↓↓↓

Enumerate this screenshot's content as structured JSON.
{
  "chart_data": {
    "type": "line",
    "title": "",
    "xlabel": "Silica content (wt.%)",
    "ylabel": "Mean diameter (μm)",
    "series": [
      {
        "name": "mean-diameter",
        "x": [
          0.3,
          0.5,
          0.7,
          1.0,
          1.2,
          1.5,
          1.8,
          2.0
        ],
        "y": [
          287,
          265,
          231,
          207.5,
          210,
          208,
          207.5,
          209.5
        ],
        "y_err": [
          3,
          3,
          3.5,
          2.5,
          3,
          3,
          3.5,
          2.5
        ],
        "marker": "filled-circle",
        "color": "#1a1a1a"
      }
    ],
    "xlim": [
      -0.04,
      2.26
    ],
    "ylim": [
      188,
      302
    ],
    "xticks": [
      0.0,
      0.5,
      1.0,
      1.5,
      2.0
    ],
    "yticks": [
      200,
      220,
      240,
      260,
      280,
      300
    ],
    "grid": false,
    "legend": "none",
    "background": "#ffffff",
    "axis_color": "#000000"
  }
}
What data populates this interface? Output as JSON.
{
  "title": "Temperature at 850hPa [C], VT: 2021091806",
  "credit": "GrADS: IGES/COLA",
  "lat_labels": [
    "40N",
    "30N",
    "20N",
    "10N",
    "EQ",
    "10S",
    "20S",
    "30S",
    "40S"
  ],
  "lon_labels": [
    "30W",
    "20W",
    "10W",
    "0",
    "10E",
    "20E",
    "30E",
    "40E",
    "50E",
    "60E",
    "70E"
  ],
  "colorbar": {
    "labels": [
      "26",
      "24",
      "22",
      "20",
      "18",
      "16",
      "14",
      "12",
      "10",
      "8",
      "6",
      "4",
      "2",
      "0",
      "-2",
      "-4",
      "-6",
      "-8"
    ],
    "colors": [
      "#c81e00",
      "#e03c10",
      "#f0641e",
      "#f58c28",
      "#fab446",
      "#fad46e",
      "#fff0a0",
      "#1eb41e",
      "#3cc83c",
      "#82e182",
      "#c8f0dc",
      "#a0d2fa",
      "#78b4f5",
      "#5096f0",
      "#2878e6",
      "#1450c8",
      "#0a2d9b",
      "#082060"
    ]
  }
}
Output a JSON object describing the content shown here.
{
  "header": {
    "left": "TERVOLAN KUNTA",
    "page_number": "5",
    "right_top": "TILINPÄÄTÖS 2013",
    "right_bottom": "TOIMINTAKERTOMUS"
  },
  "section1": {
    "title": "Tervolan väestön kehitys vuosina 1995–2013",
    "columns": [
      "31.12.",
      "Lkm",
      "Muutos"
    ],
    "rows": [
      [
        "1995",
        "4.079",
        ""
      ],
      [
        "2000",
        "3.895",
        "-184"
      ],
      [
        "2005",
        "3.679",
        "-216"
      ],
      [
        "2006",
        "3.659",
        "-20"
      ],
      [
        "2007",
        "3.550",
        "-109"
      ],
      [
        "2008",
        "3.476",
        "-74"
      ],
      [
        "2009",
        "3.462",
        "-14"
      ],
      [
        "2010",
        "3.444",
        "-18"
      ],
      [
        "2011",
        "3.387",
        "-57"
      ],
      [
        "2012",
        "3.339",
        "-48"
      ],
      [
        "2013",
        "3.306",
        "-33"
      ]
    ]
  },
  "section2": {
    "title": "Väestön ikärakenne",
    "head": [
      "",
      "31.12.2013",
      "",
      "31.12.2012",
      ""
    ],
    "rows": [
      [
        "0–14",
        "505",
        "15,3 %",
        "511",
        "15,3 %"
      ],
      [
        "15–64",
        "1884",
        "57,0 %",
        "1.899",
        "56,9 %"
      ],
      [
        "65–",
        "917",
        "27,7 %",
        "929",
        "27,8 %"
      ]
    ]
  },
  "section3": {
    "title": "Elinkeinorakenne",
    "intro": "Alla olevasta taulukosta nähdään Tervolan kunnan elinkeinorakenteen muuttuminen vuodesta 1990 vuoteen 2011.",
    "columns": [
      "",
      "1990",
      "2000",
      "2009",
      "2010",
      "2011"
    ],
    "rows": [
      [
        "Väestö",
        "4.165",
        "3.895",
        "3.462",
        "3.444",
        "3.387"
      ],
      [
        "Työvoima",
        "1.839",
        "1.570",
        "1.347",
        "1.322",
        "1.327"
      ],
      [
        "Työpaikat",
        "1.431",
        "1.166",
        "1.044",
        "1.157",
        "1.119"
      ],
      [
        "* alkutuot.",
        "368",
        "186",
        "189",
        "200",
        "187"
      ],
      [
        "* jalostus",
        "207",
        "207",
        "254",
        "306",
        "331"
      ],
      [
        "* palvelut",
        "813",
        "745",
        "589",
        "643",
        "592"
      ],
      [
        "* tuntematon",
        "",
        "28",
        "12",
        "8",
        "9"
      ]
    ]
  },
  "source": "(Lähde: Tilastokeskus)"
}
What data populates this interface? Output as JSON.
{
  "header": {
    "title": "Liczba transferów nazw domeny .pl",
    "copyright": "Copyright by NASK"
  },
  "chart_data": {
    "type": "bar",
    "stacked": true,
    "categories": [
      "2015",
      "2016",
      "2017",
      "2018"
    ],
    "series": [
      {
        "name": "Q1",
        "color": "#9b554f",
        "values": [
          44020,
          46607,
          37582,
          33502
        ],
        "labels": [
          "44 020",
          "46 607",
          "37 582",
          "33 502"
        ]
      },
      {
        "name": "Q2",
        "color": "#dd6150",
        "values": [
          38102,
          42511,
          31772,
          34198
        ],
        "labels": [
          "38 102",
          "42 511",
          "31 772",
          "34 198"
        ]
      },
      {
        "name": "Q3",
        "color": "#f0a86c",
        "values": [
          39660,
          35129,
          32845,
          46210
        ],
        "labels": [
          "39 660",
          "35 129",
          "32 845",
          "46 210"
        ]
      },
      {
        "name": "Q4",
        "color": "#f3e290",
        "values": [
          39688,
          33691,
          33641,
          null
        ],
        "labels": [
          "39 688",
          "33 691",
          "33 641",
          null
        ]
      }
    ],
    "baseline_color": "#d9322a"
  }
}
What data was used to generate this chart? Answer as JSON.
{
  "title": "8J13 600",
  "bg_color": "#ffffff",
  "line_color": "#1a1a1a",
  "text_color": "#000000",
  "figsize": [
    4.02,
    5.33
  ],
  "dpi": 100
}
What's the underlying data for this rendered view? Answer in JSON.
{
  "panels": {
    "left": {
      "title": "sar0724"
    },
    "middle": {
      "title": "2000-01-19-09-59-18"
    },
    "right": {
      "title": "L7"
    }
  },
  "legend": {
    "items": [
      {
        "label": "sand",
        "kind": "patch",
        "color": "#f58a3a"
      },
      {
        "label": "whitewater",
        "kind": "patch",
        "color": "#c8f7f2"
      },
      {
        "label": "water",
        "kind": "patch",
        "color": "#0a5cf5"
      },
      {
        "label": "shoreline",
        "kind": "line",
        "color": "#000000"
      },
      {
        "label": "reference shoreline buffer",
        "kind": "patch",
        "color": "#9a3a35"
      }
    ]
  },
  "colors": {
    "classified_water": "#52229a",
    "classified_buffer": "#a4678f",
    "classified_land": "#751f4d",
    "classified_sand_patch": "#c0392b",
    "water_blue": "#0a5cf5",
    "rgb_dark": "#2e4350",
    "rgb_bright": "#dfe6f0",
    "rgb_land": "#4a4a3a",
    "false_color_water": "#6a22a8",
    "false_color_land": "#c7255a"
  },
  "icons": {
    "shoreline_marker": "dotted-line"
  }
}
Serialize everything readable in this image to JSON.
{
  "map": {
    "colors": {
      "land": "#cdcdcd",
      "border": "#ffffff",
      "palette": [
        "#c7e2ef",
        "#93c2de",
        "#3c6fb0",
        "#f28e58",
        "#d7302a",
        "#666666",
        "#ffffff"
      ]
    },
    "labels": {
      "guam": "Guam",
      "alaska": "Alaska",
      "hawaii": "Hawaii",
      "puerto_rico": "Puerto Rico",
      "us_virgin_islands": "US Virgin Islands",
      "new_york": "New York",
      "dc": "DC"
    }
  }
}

↑↑↑

Exercise goal: Every line holding "this" should be copied out.

Right answer:
Enumerate this screenshot's content as structured JSON.
What data populates this interface? Output as JSON.
What data populates this interface? Output as JSON.
What data was used to generate this chart? Answer as JSON.
What's the underlying data for this rendered view? Answer in JSON.
Serialize everything readable in this image to JSON.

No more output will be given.